=== Supplied data ===
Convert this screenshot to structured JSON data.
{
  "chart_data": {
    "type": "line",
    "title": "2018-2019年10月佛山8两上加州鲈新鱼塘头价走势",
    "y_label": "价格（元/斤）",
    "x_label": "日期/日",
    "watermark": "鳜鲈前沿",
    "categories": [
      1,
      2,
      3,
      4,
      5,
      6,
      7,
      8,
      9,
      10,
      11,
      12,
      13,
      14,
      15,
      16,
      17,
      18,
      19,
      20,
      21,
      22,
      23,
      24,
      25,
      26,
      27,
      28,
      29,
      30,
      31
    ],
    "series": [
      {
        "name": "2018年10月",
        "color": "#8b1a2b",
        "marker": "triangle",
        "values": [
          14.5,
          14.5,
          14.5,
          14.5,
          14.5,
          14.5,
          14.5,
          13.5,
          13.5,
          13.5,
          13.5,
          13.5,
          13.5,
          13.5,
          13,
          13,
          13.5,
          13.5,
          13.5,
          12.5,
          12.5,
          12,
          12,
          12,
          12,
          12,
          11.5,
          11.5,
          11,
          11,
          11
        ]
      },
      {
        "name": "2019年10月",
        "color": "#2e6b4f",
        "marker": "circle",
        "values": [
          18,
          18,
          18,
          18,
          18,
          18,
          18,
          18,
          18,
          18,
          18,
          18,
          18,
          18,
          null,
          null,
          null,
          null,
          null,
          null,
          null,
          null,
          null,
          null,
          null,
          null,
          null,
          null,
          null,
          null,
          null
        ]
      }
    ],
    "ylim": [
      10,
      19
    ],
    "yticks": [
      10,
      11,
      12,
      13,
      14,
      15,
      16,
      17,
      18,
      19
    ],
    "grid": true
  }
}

=== What needs to be done ===
Write out the material from the first line to the last, exactly.

=== Written answer ===
Convert this screenshot to structured JSON data.
{
  "chart_data": {
    "type": "line",
    "title": "2018-2019年10月佛山8两上加州鲈新鱼塘头价走势",
    "y_label": "价格（元/斤）",
    "x_label": "日期/日",
    "watermark": "鳜鲈前沿",
    "categories": [
      1,
      2,
      3,
      4,
      5,
      6,
      7,
      8,
      9,
      10,
      11,
      12,
      13,
      14,
      15,
      16,
      17,
      18,
      19,
      20,
      21,
      22,
      23,
      24,
      25,
      26,
      27,
      28,
      29,
      30,
      31
    ],
    "series": [
      {
        "name": "2018年10月",
        "color": "#8b1a2b",
        "marker": "triangle",
        "values": [
          14.5,
          14.5,
          14.5,
          14.5,
          14.5,
          14.5,
          14.5,
          13.5,
          13.5,
          13.5,
          13.5,
          13.5,
          13.5,
          13.5,
          13,
          13,
          13.5,
          13.5,
          13.5,
          12.5,
          12.5,
          12,
          12,
          12,
          12,
          12,
          11.5,
          11.5,
          11,
          11,
          11
        ]
      },
      {
        "name": "2019年10月",
        "color": "#2e6b4f",
        "marker": "circle",
        "values": [
          18,
          18,
          18,
          18,
          18,
          18,
          18,
          18,
          18,
          18,
          18,
          18,
          18,
          18,
          null,
          null,
          null,
          null,
          null,
          null,
          null,
          null,
          null,
          null,
          null,
          null,
          null,
          null,
          null,
          null,
          null
        ]
      }
    ],
    "ylim": [
      10,
      19
    ],
    "yticks": [
      10,
      11,
      12,
      13,
      14,
      15,
      16,
      17,
      18,
      19
    ],
    "grid": true
  }
}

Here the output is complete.